- [Task]
Reproduce the listing below word for word, with no pictures.

====== Raw records ======

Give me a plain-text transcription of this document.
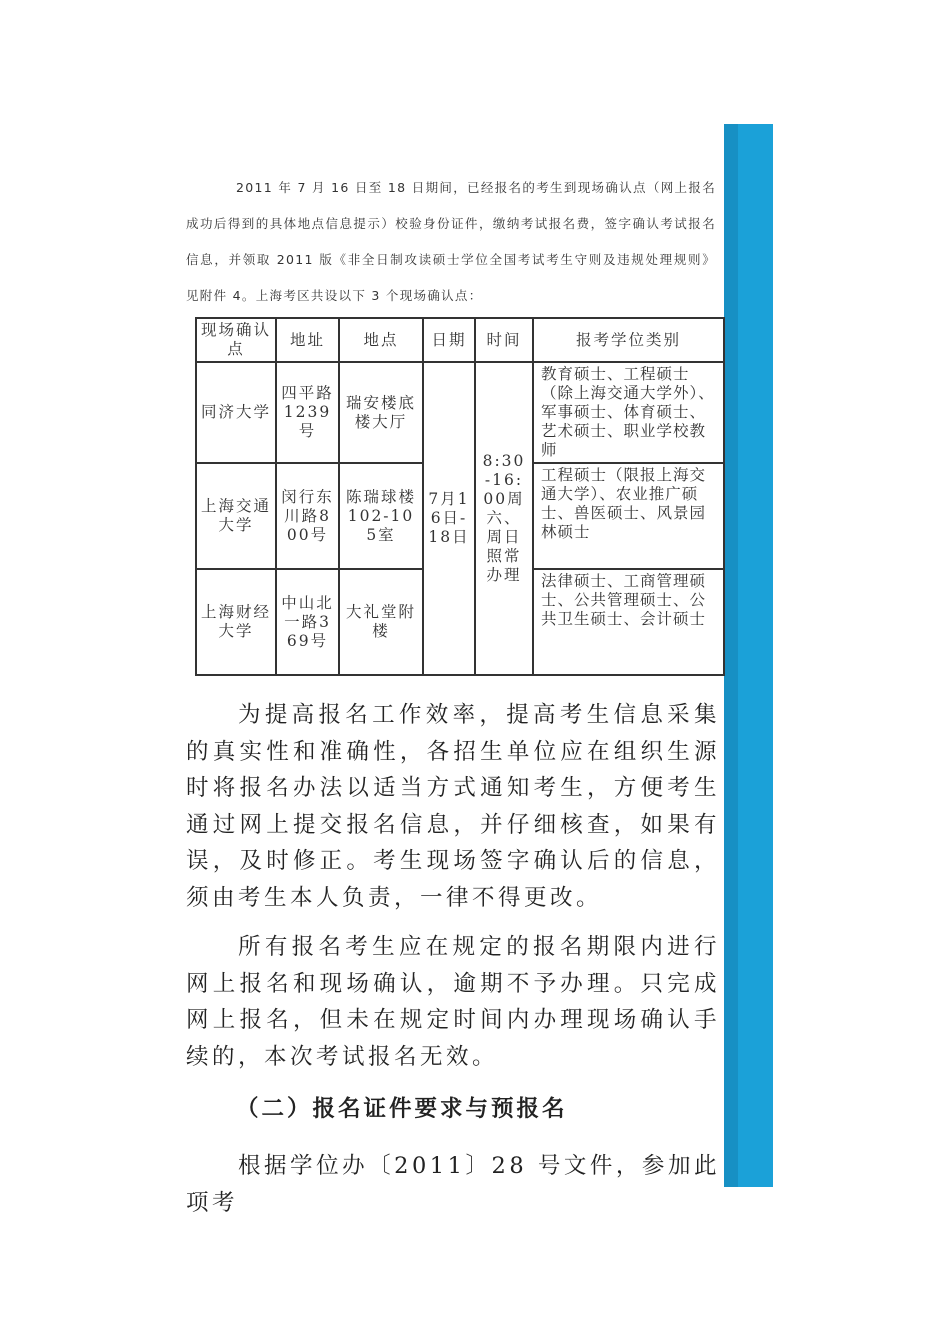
2011 年 7 月 16 日至 18 日期间，已经报名的考生到现场确认点（网上报名成功后得到的具体地点信息提示）校验身份证件，缴纳考试报名费，签字确认考试报名信息，并领取 2011 版《非全日制攻读硕士学位全国考试考生守则及违规处理规则》见附件 4。上海考区共设以下 3 个现场确认点：

现场确认点	地址	地点	日期	时间	报考学位类别
同济大学	四平路1239号	瑞安楼底楼大厅	7月16日-18日	8:30-16:00周六、周日照常办理	教育硕士、工程硕士（除上海交通大学外）、军事硕士、体育硕士、艺术硕士、职业学校教师
上海交通大学	闵行东川路800号	陈瑞球楼102-105室			工程硕士（限报上海交通大学）、农业推广硕士、兽医硕士、风景园林硕士
上海财经大学	中山北一路369号	大礼堂附楼			法律硕士、工商管理硕士、公共管理硕士、公共卫生硕士、会计硕士

为提高报名工作效率，提高考生信息采集的真实性和准确性，各招生单位应在组织生源时将报名办法以适当方式通知考生，方便考生通过网上提交报名信息，并仔细核查，如果有误，及时修正。考生现场签字确认后的信息，须由考生本人负责，一律不得更改。

所有报名考生应在规定的报名期限内进行网上报名和现场确认，逾期不予办理。只完成网上报名，但未在规定时间内办理现场确认手续的，本次考试报名无效。

（二）报名证件要求与预报名

根据学位办〔2011〕28 号文件，参加此项考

======

- [Result for this exercise]
Give me a plain-text transcription of this document.
2011 年 7 月 16 日至 18 日期间，已经报名的考生到现场确认点（网上报名成功后得到的具体地点信息提示）校验身份证件，缴纳考试报名费，签字确认考试报名信息，并领取 2011 版《非全日制攻读硕士学位全国考试考生守则及违规处理规则》见附件 4。上海考区共设以下 3 个现场确认点：

现场确认点	地址	地点	日期	时间	报考学位类别
同济大学	四平路1239号	瑞安楼底楼大厅	7月16日-18日	8:30-16:00周六、周日照常办理	教育硕士、工程硕士（除上海交通大学外）、军事硕士、体育硕士、艺术硕士、职业学校教师
上海交通大学	闵行东川路800号	陈瑞球楼102-105室			工程硕士（限报上海交通大学）、农业推广硕士、兽医硕士、风景园林硕士
上海财经大学	中山北一路369号	大礼堂附楼			法律硕士、工商管理硕士、公共管理硕士、公共卫生硕士、会计硕士

为提高报名工作效率，提高考生信息采集的真实性和准确性，各招生单位应在组织生源时将报名办法以适当方式通知考生，方便考生通过网上提交报名信息，并仔细核查，如果有误，及时修正。考生现场签字确认后的信息，须由考生本人负责，一律不得更改。

所有报名考生应在规定的报名期限内进行网上报名和现场确认，逾期不予办理。只完成网上报名，但未在规定时间内办理现场确认手续的，本次考试报名无效。

（二）报名证件要求与预报名

根据学位办〔2011〕28 号文件，参加此项考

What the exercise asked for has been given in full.